======== Exercise data

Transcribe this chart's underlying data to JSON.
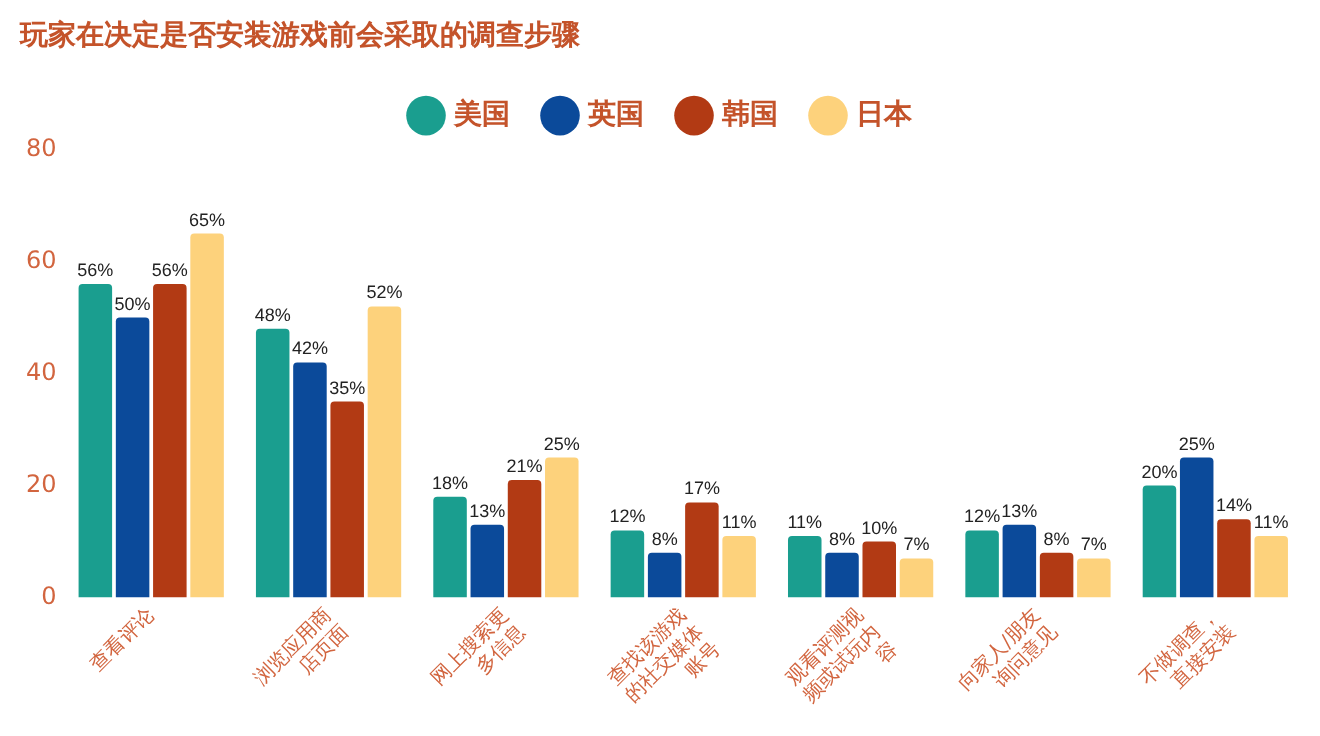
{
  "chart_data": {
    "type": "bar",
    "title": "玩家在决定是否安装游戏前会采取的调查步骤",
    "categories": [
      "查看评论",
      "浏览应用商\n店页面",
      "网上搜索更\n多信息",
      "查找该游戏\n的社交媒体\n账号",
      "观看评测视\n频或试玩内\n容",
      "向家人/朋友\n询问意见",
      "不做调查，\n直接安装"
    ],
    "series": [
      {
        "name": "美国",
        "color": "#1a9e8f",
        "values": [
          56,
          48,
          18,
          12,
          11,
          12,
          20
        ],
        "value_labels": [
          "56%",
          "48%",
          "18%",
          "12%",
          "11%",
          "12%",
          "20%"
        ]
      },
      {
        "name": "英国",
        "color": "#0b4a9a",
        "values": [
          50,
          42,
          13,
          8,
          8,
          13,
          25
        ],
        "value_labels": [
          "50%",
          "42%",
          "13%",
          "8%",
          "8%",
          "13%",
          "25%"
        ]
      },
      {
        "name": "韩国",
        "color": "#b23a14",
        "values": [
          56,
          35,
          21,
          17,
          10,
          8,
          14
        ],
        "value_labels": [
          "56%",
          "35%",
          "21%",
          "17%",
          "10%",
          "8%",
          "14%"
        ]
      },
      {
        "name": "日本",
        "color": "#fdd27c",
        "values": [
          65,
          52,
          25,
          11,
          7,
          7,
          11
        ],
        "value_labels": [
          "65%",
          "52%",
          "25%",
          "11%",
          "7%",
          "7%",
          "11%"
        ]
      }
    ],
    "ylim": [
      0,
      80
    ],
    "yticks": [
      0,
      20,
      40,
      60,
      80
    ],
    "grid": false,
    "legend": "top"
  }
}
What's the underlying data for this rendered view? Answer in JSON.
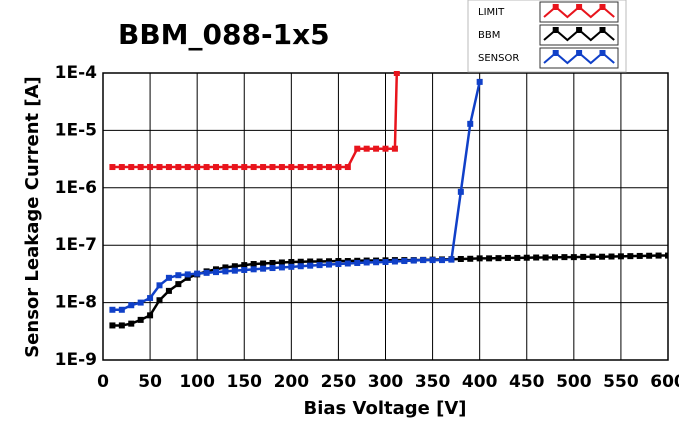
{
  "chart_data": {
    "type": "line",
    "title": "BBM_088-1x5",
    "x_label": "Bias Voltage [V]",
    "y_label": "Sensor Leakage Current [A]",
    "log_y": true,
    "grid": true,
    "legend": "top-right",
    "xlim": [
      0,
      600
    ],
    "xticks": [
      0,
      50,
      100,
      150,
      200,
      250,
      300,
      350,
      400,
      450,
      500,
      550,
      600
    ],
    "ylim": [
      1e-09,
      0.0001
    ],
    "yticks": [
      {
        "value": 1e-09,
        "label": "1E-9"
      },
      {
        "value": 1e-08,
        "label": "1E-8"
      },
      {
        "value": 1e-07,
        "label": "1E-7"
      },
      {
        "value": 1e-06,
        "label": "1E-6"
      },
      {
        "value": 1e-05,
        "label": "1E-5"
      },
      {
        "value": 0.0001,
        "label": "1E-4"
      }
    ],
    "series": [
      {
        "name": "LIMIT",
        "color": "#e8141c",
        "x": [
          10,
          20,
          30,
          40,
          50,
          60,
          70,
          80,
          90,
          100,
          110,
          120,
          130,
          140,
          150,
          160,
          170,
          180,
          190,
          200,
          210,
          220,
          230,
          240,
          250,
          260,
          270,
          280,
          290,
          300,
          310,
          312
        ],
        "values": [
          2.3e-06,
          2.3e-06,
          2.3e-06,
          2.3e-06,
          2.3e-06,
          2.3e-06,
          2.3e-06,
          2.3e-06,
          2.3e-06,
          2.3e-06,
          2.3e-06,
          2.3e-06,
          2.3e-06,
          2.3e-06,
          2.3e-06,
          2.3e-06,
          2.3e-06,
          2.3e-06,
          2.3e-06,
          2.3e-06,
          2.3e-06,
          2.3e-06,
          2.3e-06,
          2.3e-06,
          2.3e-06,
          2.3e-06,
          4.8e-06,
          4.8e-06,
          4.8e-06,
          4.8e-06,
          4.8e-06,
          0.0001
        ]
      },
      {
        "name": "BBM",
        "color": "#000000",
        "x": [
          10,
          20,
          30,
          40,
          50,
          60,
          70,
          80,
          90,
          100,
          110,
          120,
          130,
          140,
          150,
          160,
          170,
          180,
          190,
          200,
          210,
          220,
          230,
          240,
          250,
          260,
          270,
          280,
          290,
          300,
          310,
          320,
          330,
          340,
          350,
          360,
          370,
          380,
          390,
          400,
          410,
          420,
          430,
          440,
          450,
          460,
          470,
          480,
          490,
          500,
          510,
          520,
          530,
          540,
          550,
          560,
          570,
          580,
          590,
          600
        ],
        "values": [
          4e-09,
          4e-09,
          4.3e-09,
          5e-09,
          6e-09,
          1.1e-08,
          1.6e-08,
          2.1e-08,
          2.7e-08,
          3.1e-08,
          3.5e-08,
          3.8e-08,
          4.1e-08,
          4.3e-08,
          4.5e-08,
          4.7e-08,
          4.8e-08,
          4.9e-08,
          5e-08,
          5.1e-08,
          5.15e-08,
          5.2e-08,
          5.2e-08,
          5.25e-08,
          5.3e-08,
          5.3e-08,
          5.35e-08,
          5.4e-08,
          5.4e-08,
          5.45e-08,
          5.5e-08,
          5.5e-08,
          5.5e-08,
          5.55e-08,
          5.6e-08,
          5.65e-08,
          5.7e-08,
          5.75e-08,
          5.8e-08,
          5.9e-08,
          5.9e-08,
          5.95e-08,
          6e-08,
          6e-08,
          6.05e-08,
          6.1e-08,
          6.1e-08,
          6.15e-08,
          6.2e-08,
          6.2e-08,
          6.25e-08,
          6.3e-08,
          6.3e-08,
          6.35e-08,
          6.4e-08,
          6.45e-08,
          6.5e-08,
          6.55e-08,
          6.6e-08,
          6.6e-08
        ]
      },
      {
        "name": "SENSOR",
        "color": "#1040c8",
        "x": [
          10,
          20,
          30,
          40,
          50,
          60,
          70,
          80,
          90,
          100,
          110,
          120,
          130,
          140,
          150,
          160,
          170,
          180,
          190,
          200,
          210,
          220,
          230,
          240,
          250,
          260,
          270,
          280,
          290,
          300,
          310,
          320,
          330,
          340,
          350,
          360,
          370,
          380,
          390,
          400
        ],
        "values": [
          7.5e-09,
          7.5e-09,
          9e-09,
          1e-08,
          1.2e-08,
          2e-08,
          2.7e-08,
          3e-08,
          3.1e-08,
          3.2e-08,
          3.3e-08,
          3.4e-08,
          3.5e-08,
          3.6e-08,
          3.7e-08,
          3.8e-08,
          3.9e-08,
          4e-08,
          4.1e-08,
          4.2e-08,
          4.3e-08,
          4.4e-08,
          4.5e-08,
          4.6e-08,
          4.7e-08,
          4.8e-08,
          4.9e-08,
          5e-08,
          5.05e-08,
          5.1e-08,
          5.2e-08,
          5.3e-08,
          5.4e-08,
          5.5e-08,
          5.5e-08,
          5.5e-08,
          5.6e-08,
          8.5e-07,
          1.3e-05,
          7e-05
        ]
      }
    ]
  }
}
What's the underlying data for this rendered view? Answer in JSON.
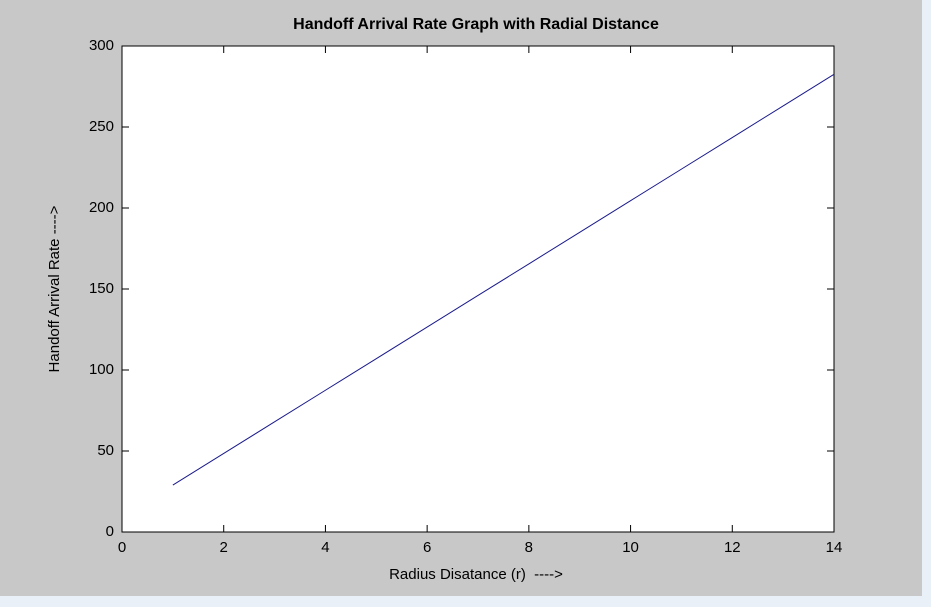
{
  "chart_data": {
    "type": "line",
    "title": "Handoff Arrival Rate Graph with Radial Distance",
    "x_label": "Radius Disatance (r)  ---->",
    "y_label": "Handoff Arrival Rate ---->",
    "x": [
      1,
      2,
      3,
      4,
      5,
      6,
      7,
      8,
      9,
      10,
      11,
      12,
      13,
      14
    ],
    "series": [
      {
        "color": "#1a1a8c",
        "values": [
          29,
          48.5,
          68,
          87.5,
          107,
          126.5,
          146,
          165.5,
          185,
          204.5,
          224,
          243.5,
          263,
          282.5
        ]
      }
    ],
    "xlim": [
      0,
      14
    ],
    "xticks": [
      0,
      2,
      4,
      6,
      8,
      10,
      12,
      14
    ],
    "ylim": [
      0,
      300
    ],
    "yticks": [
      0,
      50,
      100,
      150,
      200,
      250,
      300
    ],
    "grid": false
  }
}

================

Stated task: Supply the count of lines in the entries that contain the word "Handoff", and nothing besides.

Full solution: 2